** Exercise aim **
Run through the data and copy out every line that mentions the word "JSON".

** Given entries **
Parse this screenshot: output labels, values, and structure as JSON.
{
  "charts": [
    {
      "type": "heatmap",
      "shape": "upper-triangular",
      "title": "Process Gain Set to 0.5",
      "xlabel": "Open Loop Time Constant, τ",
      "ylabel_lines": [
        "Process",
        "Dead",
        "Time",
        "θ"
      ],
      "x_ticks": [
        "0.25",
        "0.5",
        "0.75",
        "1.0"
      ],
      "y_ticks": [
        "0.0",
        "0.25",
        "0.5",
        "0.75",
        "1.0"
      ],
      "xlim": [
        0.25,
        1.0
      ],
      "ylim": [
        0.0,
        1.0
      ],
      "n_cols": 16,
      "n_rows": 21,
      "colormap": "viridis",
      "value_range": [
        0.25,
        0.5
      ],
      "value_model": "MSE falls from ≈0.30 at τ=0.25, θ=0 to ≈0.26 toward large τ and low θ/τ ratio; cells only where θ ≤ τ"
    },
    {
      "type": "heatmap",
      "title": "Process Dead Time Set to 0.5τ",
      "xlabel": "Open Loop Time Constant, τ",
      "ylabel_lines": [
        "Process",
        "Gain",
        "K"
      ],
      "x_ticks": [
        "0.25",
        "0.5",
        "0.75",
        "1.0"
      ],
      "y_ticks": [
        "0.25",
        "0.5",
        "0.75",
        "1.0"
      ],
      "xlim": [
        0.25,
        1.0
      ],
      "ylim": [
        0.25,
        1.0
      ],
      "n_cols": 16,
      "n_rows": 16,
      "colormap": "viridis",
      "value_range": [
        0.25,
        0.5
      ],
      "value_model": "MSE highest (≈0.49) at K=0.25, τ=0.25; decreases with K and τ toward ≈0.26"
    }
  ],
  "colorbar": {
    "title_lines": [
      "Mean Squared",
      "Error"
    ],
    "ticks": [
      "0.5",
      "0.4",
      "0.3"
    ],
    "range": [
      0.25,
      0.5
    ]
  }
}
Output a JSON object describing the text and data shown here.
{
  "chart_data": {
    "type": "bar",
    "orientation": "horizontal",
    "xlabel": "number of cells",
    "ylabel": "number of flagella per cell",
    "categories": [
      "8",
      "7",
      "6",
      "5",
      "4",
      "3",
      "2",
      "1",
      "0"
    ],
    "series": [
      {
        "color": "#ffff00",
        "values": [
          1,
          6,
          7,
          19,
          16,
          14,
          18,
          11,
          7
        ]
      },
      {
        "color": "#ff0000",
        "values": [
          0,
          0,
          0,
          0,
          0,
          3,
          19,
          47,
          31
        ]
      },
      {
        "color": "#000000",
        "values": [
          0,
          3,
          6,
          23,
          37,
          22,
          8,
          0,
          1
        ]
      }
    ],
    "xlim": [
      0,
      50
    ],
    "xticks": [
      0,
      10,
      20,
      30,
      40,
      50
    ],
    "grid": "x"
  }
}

** Solved problem **
Parse this screenshot: output labels, values, and structure as JSON.
Output a JSON object describing the text and data shown here.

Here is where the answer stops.